• _Extracted information_:
#####
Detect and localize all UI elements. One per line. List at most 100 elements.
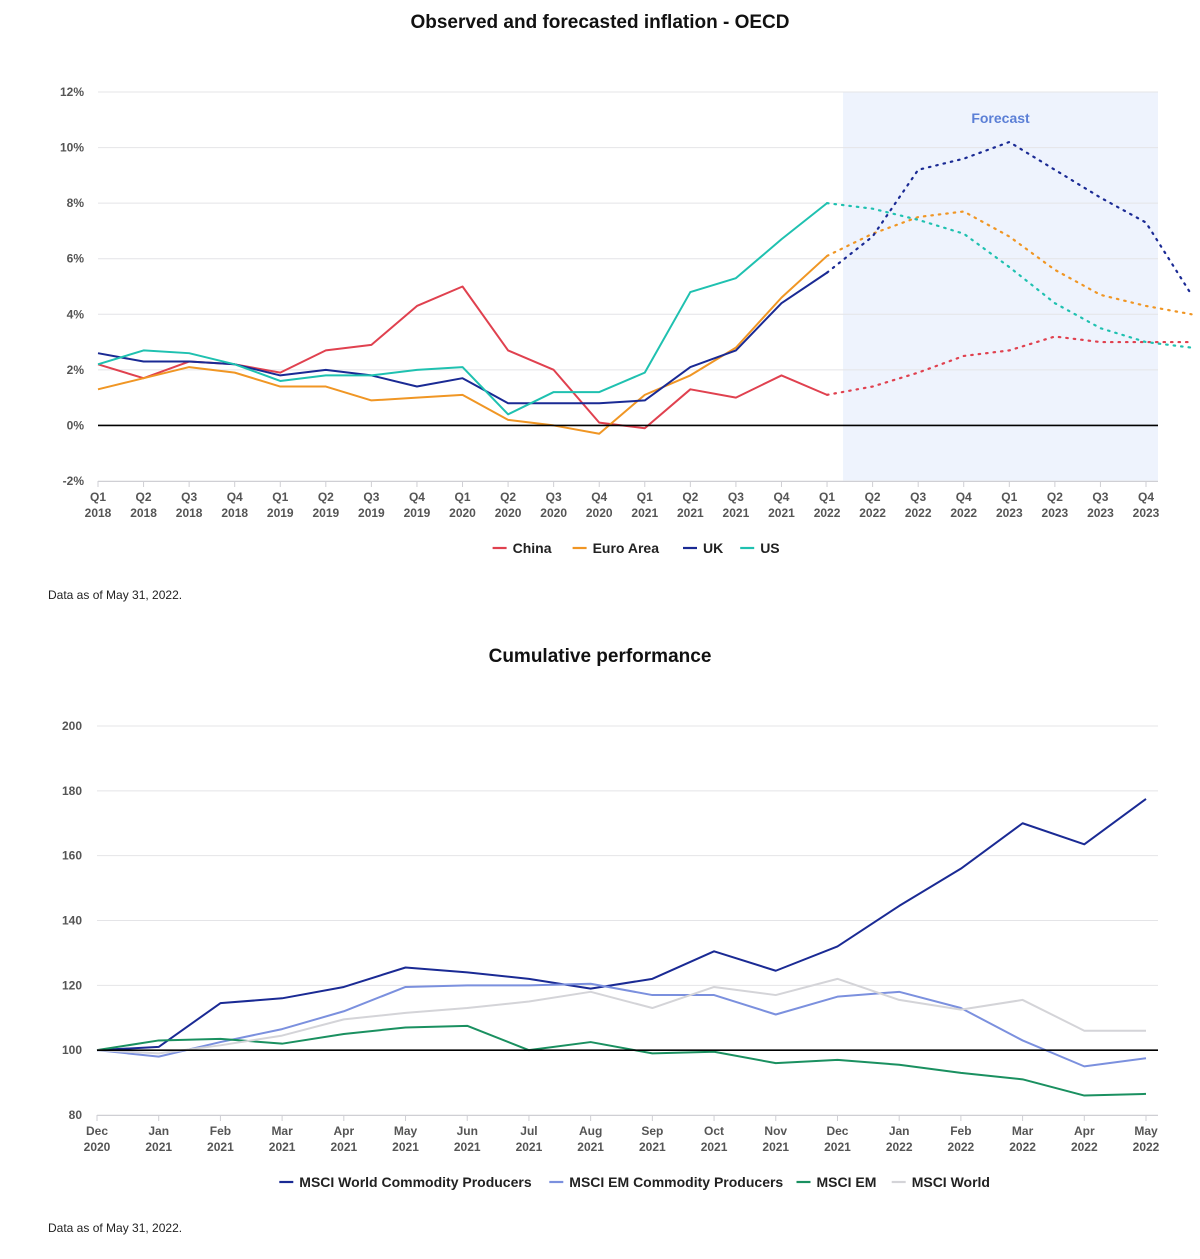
x-tick-year: 2021: [824, 1140, 851, 1154]
x-tick-label: Q4: [773, 490, 789, 504]
y-tick-label: 12%: [60, 85, 84, 99]
y-tick-label: 4%: [67, 307, 85, 321]
x-tick-year: 2021: [768, 506, 795, 520]
x-tick-label: Dec: [826, 1124, 848, 1138]
x-tick-year: 2020: [495, 506, 522, 520]
x-tick-year: 2018: [85, 506, 112, 520]
y-tick-label: 2%: [67, 363, 85, 377]
x-tick-label: Mar: [271, 1124, 293, 1138]
x-tick-year: 2022: [859, 506, 886, 520]
x-tick-label: Q3: [546, 490, 562, 504]
x-tick-year: 2022: [905, 506, 932, 520]
footnote: Data as of May 31, 2022.: [48, 588, 183, 602]
x-tick-year: 2020: [84, 1140, 111, 1154]
footnote: Data as of May 31, 2022.: [48, 1221, 183, 1235]
x-tick-label: Q1: [272, 490, 288, 504]
forecast-region: [843, 92, 1158, 481]
series-line-us: [97, 202, 828, 416]
y-tick-label: 160: [62, 849, 82, 863]
x-tick-year: 2022: [950, 506, 977, 520]
x-tick-label: Feb: [210, 1124, 231, 1138]
x-tick-label: Mar: [1012, 1124, 1034, 1138]
y-tick-label: 200: [62, 719, 82, 733]
x-tick-label: Q3: [910, 490, 926, 504]
x-tick-year: 2021: [631, 506, 658, 520]
chart-title: Observed and forecasted inflation - OECD: [410, 12, 790, 33]
x-tick-label: Oct: [704, 1124, 724, 1138]
forecast-line-euro-area: [825, 210, 1193, 316]
y-tick-label: 100: [62, 1043, 82, 1057]
x-tick-year: 2022: [814, 506, 841, 520]
y-tick-label: 180: [62, 784, 82, 798]
y-tick-label: -2%: [63, 474, 85, 488]
x-tick-label: Q1: [90, 490, 106, 504]
series-line-msci-world-commodity-producers: [96, 798, 1147, 1052]
legend-label-china: China: [513, 540, 552, 556]
performance-chart-block: Cumulative performance 80 100 120 140 160 180…: [0, 634, 1200, 1254]
legend-label-euro-area: Euro Area: [593, 540, 660, 556]
inflation-chart-block: Observed and forecasted inflation - OECD…: [0, 0, 1200, 620]
x-tick-year: 2023: [1087, 506, 1114, 520]
x-tick-label: Q2: [500, 490, 516, 504]
y-tick-label: 120: [62, 978, 82, 992]
x-tick-year: 2021: [701, 1140, 728, 1154]
forecast-line-china: [825, 335, 1193, 396]
x-tick-label: Q4: [409, 490, 425, 504]
x-tick-label: Q4: [591, 490, 607, 504]
x-tick-label: Q2: [136, 490, 152, 504]
x-tick-year: 2021: [723, 506, 750, 520]
x-tick-label: Q3: [363, 490, 379, 504]
x-tick-year: 2019: [404, 506, 431, 520]
x-tick-year: 2022: [1009, 1140, 1036, 1154]
x-tick-label: Q2: [1047, 490, 1063, 504]
series-line-msci-world: [96, 977, 1146, 1055]
y-tick-label: 80: [69, 1108, 83, 1122]
y-tick-label: 6%: [67, 252, 85, 266]
x-tick-label: Jan: [148, 1124, 169, 1138]
x-tick-label: Q4: [227, 490, 243, 504]
legend-label-msci-em: MSCI EM: [817, 1174, 877, 1190]
x-tick-label: Q2: [865, 490, 881, 504]
chart-title: Cumulative performance: [488, 646, 712, 667]
x-tick-label: Dec: [86, 1124, 108, 1138]
x-tick-label: May: [394, 1124, 418, 1138]
forecast-label: Forecast: [971, 110, 1030, 126]
series-line-msci-em: [96, 1024, 1147, 1097]
x-tick-label: Sep: [641, 1124, 663, 1138]
x-tick-year: 2020: [586, 506, 613, 520]
legend-label-uk: UK: [703, 540, 723, 556]
x-tick-year: 2021: [762, 1140, 789, 1154]
x-tick-year: 2019: [358, 506, 385, 520]
x-tick-year: 2019: [312, 506, 339, 520]
x-tick-label: Q3: [181, 490, 197, 504]
x-tick-year: 2021: [207, 1140, 234, 1154]
x-tick-year: 2021: [677, 506, 704, 520]
x-tick-year: 2021: [269, 1140, 296, 1154]
x-tick-year: 2018: [130, 506, 157, 520]
x-tick-label: Jan: [889, 1124, 910, 1138]
x-tick-year: 2023: [1042, 506, 1069, 520]
series-line-msci-em-commodity-producers: [96, 982, 1147, 1068]
x-tick-label: Q3: [1092, 490, 1108, 504]
x-tick-label: Q3: [728, 490, 744, 504]
x-tick-year: 2018: [176, 506, 203, 520]
forecast-line-us: [825, 202, 1193, 349]
x-tick-year: 2020: [449, 506, 476, 520]
x-tick-label: Q2: [318, 490, 334, 504]
x-tick-label: Apr: [1074, 1124, 1095, 1138]
y-tick-label: 140: [62, 914, 82, 928]
x-tick-label: Q1: [1001, 490, 1017, 504]
x-tick-label: May: [1134, 1124, 1158, 1138]
x-tick-label: Q4: [956, 490, 972, 504]
series-line-uk: [97, 271, 828, 405]
x-tick-label: Feb: [950, 1124, 971, 1138]
x-tick-label: Q4: [1138, 490, 1154, 504]
y-tick-label: 8%: [67, 196, 85, 210]
x-tick-year: 2021: [577, 1140, 604, 1154]
x-tick-year: 2022: [948, 1140, 975, 1154]
forecast-line-uk: [825, 140, 1193, 296]
y-tick-label: 0%: [67, 418, 85, 432]
x-tick-year: 2021: [516, 1140, 543, 1154]
x-tick-label: Jul: [520, 1124, 537, 1138]
x-tick-label: Jun: [457, 1124, 478, 1138]
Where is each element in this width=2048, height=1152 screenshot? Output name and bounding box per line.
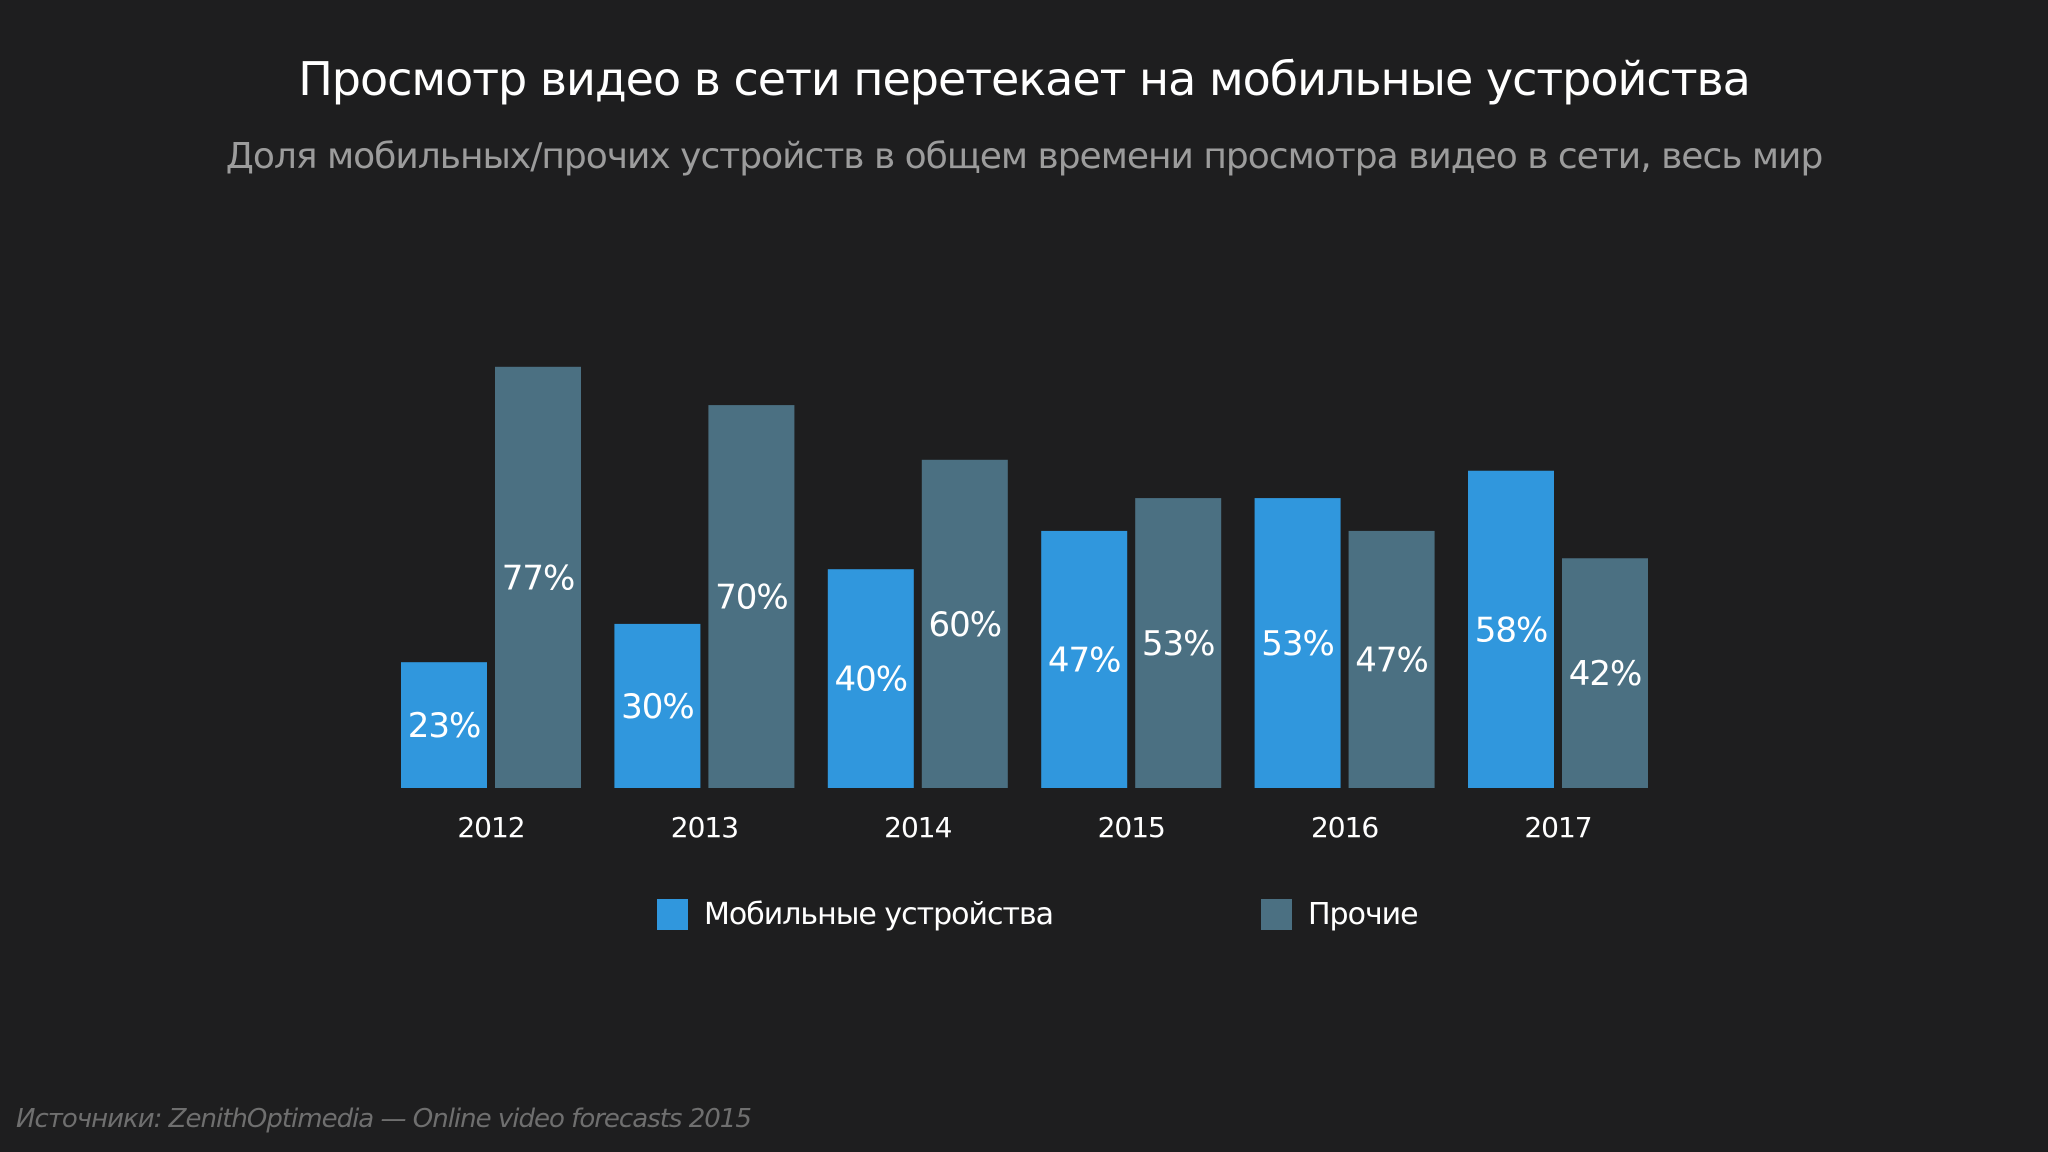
bar-mobile-2013 (614, 623, 701, 788)
data-label-mobile-2014: 40% (835, 660, 908, 700)
bar-mobile-2016 (1254, 498, 1341, 788)
bar-chart: 23% 77% 2012 30% 70% 2013 40% 60% 2014 47% 53% 2015… (401, 366, 1648, 844)
data-label-other-2013: 70% (715, 578, 788, 618)
data-label-other-2014: 60% (929, 605, 1002, 645)
data-label-mobile-2016: 53% (1261, 624, 1334, 664)
x-tick-label-2014: 2014 (884, 811, 951, 844)
data-label-mobile-2013: 30% (621, 687, 694, 727)
x-tick-label-2012: 2012 (457, 811, 524, 844)
data-label-mobile-2017: 58% (1475, 610, 1548, 650)
bar-mobile-2015 (1041, 530, 1128, 788)
legend-swatch-mobile (657, 898, 688, 930)
bar-other-2015 (1135, 498, 1222, 788)
data-label-other-2015: 53% (1142, 624, 1215, 664)
bar-other-2013 (708, 405, 795, 788)
x-tick-label-2013: 2013 (671, 811, 738, 844)
bar-mobile-2014 (827, 569, 914, 788)
source-note: Источники: ZenithOptimedia — Online vide… (16, 1104, 752, 1134)
bar-mobile-2017 (1468, 470, 1554, 788)
chart-subtitle: Доля мобильных/прочих устройств в общем … (225, 136, 1824, 177)
data-label-other-2017: 42% (1569, 654, 1642, 694)
data-label-mobile-2012: 23% (408, 706, 481, 746)
legend-label-other: Прочие (1308, 896, 1419, 932)
bar-other-2012 (495, 366, 581, 788)
bar-other-2017 (1562, 558, 1648, 788)
legend-label-mobile: Мобильные устройства (704, 896, 1054, 932)
legend: Мобильные устройства Прочие (0, 894, 2048, 934)
bar-other-2014 (921, 459, 1008, 788)
legend-swatch-other (1261, 898, 1292, 930)
x-tick-label-2015: 2015 (1098, 811, 1165, 844)
data-label-mobile-2015: 47% (1048, 640, 1121, 680)
bar-other-2016 (1348, 530, 1435, 788)
data-label-other-2012: 77% (502, 558, 575, 598)
legend-item-mobile: Мобильные устройства (657, 894, 1054, 934)
chart-title: Просмотр видео в сети перетекает на моби… (298, 52, 1751, 106)
legend-item-other: Прочие (1261, 894, 1419, 934)
data-label-other-2016: 47% (1355, 640, 1428, 680)
bar-mobile-2012 (401, 662, 487, 788)
x-tick-label-2017: 2017 (1524, 811, 1591, 844)
x-tick-label-2016: 2016 (1311, 811, 1378, 844)
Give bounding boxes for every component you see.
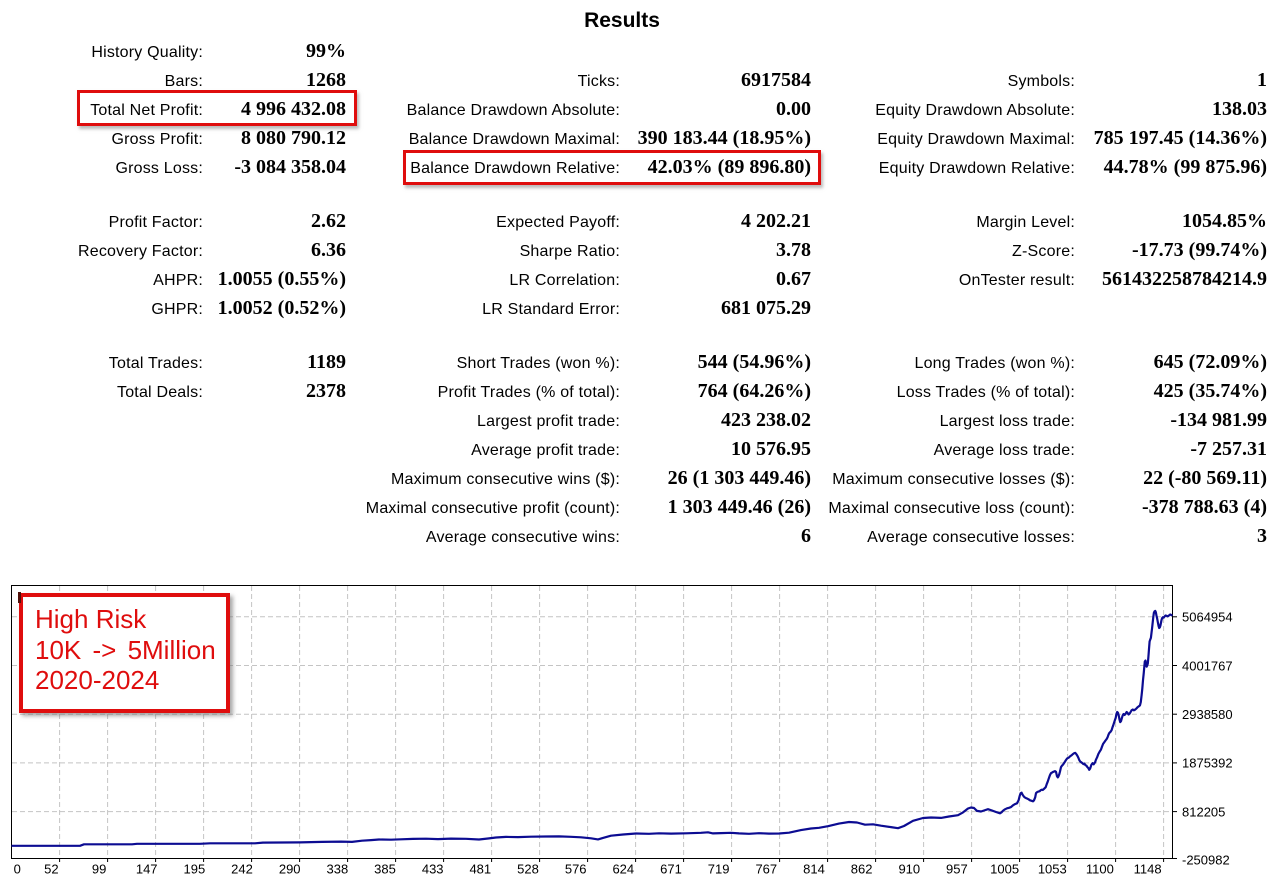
svg-text:1100: 1100 [1086,862,1114,877]
svg-text:481: 481 [469,862,491,877]
svg-text:862: 862 [851,862,873,877]
svg-text:242: 242 [231,862,253,877]
svg-text:1053: 1053 [1038,862,1067,877]
svg-text:147: 147 [136,862,158,877]
svg-text:52: 52 [44,862,58,877]
svg-text:1875392: 1875392 [1182,756,1233,771]
svg-text:338: 338 [327,862,349,877]
svg-text:528: 528 [517,862,539,877]
svg-text:624: 624 [612,862,634,877]
svg-text:99: 99 [92,862,106,877]
svg-text:576: 576 [565,862,587,877]
svg-text:767: 767 [755,862,777,877]
svg-text:5064954: 5064954 [1182,610,1233,625]
svg-text:1005: 1005 [990,862,1019,877]
svg-text:719: 719 [708,862,730,877]
svg-text:671: 671 [660,862,682,877]
svg-text:814: 814 [803,862,825,877]
svg-text:2938580: 2938580 [1182,707,1233,722]
svg-text:-250982: -250982 [1182,852,1230,867]
svg-text:0: 0 [14,862,21,877]
svg-text:433: 433 [422,862,444,877]
svg-text:290: 290 [279,862,301,877]
svg-text:957: 957 [946,862,968,877]
svg-text:195: 195 [184,862,206,877]
svg-text:4001767: 4001767 [1182,658,1233,673]
svg-text:1148: 1148 [1134,862,1162,877]
svg-text:910: 910 [898,862,920,877]
svg-text:812205: 812205 [1182,804,1225,819]
svg-text:385: 385 [374,862,396,877]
#####
• _Written problem_: Reproduce the rows in the stretch from the line containing "svg-text:1100: 1100 [1086,862,1114,877]" through the end of the rows, substituting "axis-text" for every occurrence of "svg-text" and leaving everything else unchanged.

• _Result for this exercise_:
axis-text:1100: 1100 [1086,862,1114,877]
axis-text:481: 481 [469,862,491,877]
axis-text:862: 862 [851,862,873,877]
axis-text:242: 242 [231,862,253,877]
axis-text:1053: 1053 [1038,862,1067,877]
axis-text:147: 147 [136,862,158,877]
axis-text:52: 52 [44,862,58,877]
axis-text:1875392: 1875392 [1182,756,1233,771]
axis-text:338: 338 [327,862,349,877]
axis-text:528: 528 [517,862,539,877]
axis-text:624: 624 [612,862,634,877]
axis-text:99: 99 [92,862,106,877]
axis-text:576: 576 [565,862,587,877]
axis-text:767: 767 [755,862,777,877]
axis-text:5064954: 5064954 [1182,610,1233,625]
axis-text:1005: 1005 [990,862,1019,877]
axis-text:719: 719 [708,862,730,877]
axis-text:671: 671 [660,862,682,877]
axis-text:814: 814 [803,862,825,877]
axis-text:2938580: 2938580 [1182,707,1233,722]
axis-text:-250982: -250982 [1182,852,1230,867]
axis-text:0: 0 [14,862,21,877]
axis-text:433: 433 [422,862,444,877]
axis-text:290: 290 [279,862,301,877]
axis-text:957: 957 [946,862,968,877]
axis-text:195: 195 [184,862,206,877]
axis-text:4001767: 4001767 [1182,658,1233,673]
axis-text:1148: 1148 [1134,862,1162,877]
axis-text:910: 910 [898,862,920,877]
axis-text:812205: 812205 [1182,804,1225,819]
axis-text:385: 385 [374,862,396,877]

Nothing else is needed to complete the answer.